• _Your instructions_
Give the number of lines below that contain "kommunens", with no other output.

• _Records to process_

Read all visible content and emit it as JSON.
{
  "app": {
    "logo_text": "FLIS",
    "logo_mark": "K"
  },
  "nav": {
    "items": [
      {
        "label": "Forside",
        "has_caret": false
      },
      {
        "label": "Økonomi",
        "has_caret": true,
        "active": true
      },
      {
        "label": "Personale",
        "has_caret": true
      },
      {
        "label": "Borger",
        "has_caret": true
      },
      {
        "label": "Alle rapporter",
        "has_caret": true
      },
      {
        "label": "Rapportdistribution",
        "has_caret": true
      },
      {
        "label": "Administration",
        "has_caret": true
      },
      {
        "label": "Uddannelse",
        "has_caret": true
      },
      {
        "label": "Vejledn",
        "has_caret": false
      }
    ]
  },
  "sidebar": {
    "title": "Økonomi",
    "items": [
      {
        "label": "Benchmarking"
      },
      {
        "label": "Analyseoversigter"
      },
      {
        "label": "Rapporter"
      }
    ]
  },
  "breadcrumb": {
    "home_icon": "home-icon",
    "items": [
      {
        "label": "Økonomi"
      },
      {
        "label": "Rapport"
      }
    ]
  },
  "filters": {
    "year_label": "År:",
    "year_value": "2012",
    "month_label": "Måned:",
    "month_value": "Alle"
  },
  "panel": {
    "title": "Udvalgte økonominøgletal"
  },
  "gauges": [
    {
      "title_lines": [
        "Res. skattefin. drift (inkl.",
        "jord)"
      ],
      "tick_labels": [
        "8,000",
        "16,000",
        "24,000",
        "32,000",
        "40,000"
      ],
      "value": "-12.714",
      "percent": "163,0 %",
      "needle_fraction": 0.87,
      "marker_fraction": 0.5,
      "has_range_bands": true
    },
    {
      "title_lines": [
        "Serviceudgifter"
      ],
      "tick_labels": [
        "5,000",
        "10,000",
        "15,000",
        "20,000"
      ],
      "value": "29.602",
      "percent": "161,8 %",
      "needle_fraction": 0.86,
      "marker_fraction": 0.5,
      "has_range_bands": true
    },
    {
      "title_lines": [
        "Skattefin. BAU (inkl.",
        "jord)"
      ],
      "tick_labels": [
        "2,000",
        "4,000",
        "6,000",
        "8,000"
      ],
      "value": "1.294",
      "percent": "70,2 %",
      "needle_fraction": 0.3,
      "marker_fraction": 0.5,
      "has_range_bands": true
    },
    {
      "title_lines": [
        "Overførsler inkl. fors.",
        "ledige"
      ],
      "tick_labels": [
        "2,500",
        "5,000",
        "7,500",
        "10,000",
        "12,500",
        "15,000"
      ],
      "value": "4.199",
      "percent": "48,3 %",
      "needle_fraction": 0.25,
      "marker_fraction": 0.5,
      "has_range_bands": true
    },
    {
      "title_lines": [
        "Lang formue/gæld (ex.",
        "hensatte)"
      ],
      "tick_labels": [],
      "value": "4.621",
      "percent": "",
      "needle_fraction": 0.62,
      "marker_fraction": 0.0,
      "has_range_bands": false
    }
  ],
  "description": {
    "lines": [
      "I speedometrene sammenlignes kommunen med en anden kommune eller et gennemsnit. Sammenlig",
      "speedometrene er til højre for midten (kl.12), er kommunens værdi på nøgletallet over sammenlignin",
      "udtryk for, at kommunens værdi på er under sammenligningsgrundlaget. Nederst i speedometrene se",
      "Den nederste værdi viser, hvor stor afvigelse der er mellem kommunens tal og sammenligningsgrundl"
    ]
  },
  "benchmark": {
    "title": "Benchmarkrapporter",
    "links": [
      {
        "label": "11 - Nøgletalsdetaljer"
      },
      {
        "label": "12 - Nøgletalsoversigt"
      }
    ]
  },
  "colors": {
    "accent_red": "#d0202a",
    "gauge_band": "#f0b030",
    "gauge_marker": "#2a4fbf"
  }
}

• _Answer to the exercise_
3